▶ **Written exercise**
In the listing below, pick out lines with "MURTHY".

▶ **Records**
◆ ◆ ◆ ◆

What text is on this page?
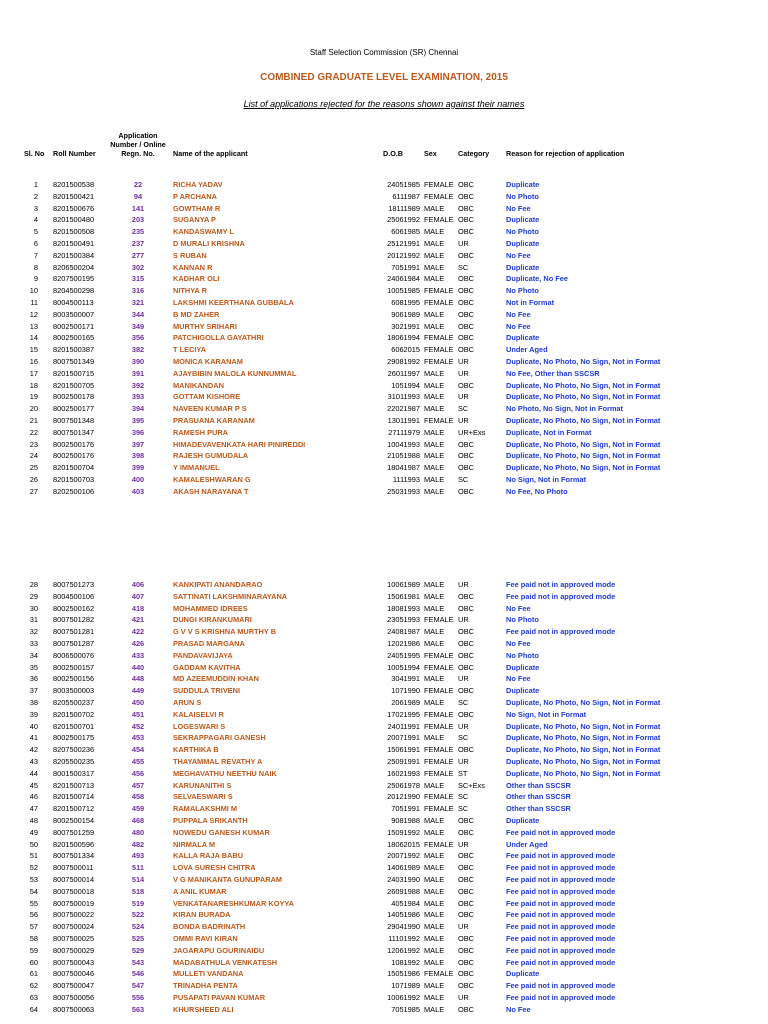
Staff Selection Commission (SR) Chennai
COMBINED GRADUATE LEVEL EXAMINATION, 2015
List of applications rejected for the reasons shown against their names
Sl. No Roll Number
Application Number / Online Regn. No.	Name of the applicant	D.O.B	Sex	Category Reason for rejection of application
1 8201500538	22	RICHA YADAV	24051985 FEMALE OBC	Duplicate
2 8201500421	94	P ARCHANA	6111987 FEMALE OBC	No Photo
3 8201500676	141	GOWTHAM R	18111989 MALE OBC	No Fee
4 8201500480	203	SUGANYA P	25061992 FEMALE OBC	Duplicate
5 8201500508	235	KANDASWAMY L	6061985 MALE OBC	No Photo
6 8201500491	237	D MURALI KRISHNA	25121991 MALE UR	Duplicate
7 8201500384	277	S RUBAN	20121992 MALE OBC	No Fee
8 8206500204	302	KANNAN R	7051991 MALE SC	Duplicate
9 8207500195	315	KADHAR OLI	24061984 MALE OBC	Duplicate, No Fee
10 8204500298	316	NITHYA R	10051985 FEMALE OBC	No Photo
11 8004500113	321	LAKSHMI KEERTHANA GUBBALA	6081995 FEMALE OBC	Not in Format
12 8003500007	344	B MD ZAHER	9061989 MALE OBC	No Fee
13 8002500171	349	MURTHY SRIHARI	3021991 MALE OBC	No Fee
14 8002500165	356	PATCHIGOLLA GAYATHRI	18061994 FEMALE OBC	Duplicate
15 8201500387	382	T LECIYA	6062015 FEMALE OBC	Under Aged
16 8007501349	390	MONICA KARANAM	29081992 FEMALE UR	Duplicate, No Photo, No Sign, Not in Format
17 8201500715	391	AJAYBIBIN MALOLA KUNNUMMAL	26011997 MALE UR	No Fee, Other than SSCSR
18 8201500705	392	MANIKANDAN	1051994 MALE OBC	Duplicate, No Photo, No Sign, Not in Format
19 8002500178	393	GOTTAM KISHORE	31011993 MALE UR	Duplicate, No Photo, No Sign, Not in Format
20 8002500177	394	NAVEEN KUMAR P S	22021987 MALE SC	No Photo, No Sign, Not in Format
21 8007501348	395	PRASUANA KARANAM	13011991 FEMALE UR	Duplicate, No Photo, No Sign, Not in Format
22 8007501347	396	RAMESH PURA	27111979 MALE UR+Exs	Duplicate, Not in Format
23 8002500176	397	HIMADEVAVENKATA HARI PINIREDDI	10041993 MALE OBC	Duplicate, No Photo, No Sign, Not in Format
24 8002500176	398	RAJESH GUMUDALA	21051988 MALE OBC	Duplicate, No Photo, No Sign, Not in Format
25 8201500704	399	Y IMMANUEL	18041987 MALE OBC	Duplicate, No Photo, No Sign, Not in Format
26 8201500703	400	KAMALESHWARAN G	1111993 MALE SC	No Sign, Not in Format
27 8202500106	403	AKASH NARAYANA T	25031993 MALE OBC	No Fee, No Photo
28 8007501273	406	KANKIPATI ANANDARAO	10061989 MALE UR	Fee paid not in approved mode
29 8004500106	407	SATTINATI LAKSHMINARAYANA	15061981 MALE OBC	Fee paid not in approved mode
30 8002500162	418	MOHAMMED IDREES	18081993 MALE OBC	No Fee
31 8007501282	421	DUNGI KIRANKUMARI	23051993 FEMALE UR	No Photo
32 8007501281	422	G V V S KRISHNA MURTHY B	24081987 MALE OBC	Fee paid not in approved mode
33 8007501287	426	PRASAD MARGANA	12021986 MALE OBC	No Fee
34 8006500076	433	PANDAVAVIJAYA	24051995 FEMALE OBC	No Photo
35 8002500157	440	GADDAM KAVITHA	10051994 FEMALE OBC	Duplicate
36 8002500156	448	MD AZEEMUDDIN KHAN	3041991 MALE UR	No Fee
37 8003500003	449	SUDDULA TRIVENI	1071990 FEMALE OBC	Duplicate
38 8205500237	450	ARUN S	2061989 MALE SC	Duplicate, No Photo, No Sign, Not in Format
39 8201500702	451	KALAISELVI R	17021995 FEMALE OBC	No Sign, Not in Format
40 8201500701	452	LOGESWARI S	24011991 FEMALE UR	Duplicate, No Photo, No Sign, Not in Format
41 8002500175	453	SEKRAPPAGARI GANESH	20071991 MALE SC	Duplicate, No Photo, No Sign, Not in Format
42 8207500236	454	KARTHIKA B	15061991 FEMALE OBC	Duplicate, No Photo, No Sign, Not in Format
43 8205500235	455	THAYAMMAL REVATHY A	25091991 FEMALE UR	Duplicate, No Photo, No Sign, Not in Format
44 8001500317	456	MEGHAVATHU NEETHU NAIK	16021993 FEMALE ST	Duplicate, No Photo, No Sign, Not in Format
45 8201500713	457	KARUNANITHI S	25061978 MALE SC+Exs	Other than SSCSR
46 8201500714	458	SELVAESWARI S	20121990 FEMALE SC	Other than SSCSR
47 8201500712	459	RAMALAKSHMI M	7051991 FEMALE SC	Other than SSCSR
48 8002500154	468	PUPPALA SRIKANTH	9081988 MALE OBC	Duplicate
49 8007501259	480	NOWEDU GANESH KUMAR	15091992 MALE OBC	Fee paid not in approved mode
50 8201500596	482	NIRMALA M	18062015 FEMALE UR	Under Aged
51 8007501334	493	KALLA RAJA BABU	20071992 MALE OBC	Fee paid not in approved mode
52 8007500011	511	LOVA SURESH CHITRA	14061989 MALE OBC	Fee paid not in approved mode
53 8007500014	514	V G MANIKANTA GUNUPARAM	24031990 MALE OBC	Fee paid not in approved mode
54 8007500018	518	A ANIL KUMAR	26091988 MALE OBC	Fee paid not in approved mode
55 8007500019	519	VENKATANARESHKUMAR KOYYA	4051984 MALE OBC	Fee paid not in approved mode
56 8007500022	522	KIRAN BURADA	14051986 MALE OBC	Fee paid not in approved mode
57 8007500024	524	BONDA BADRINATH	29041990 MALE UR	Fee paid not in approved mode
58 8007500025	525	OMMI RAVI KIRAN	11101992 MALE OBC	Fee paid not in approved mode
59 8007500029	529	JAGARAPU GOURINAIDU	12061992 MALE OBC	Fee paid not in approved mode
60 8007500043	543	MADABATHULA VENKATESH	1081992 MALE OBC	Fee paid not in approved mode
61 8007500046	546	MULLETI VANDANA	15051986 FEMALE OBC	Duplicate
62 8007500047	547	TRINADHA PENTA	1071989 MALE OBC	Fee paid not in approved mode
63 8007500056	556	PUSAPATI PAVAN KUMAR	10061992 MALE UR	Fee paid not in approved mode
64 8007500063	563	KHURSHEED ALI	7051985 MALE OBC	No Fee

◆ ◆ ◆ ◆

▶ **The solution**
13 8002500171	349	MURTHY SRIHARI	3021991 MALE OBC	No Fee
32 8007501281	422	G V V S KRISHNA MURTHY B	24081987 MALE OBC	Fee paid not in approved mode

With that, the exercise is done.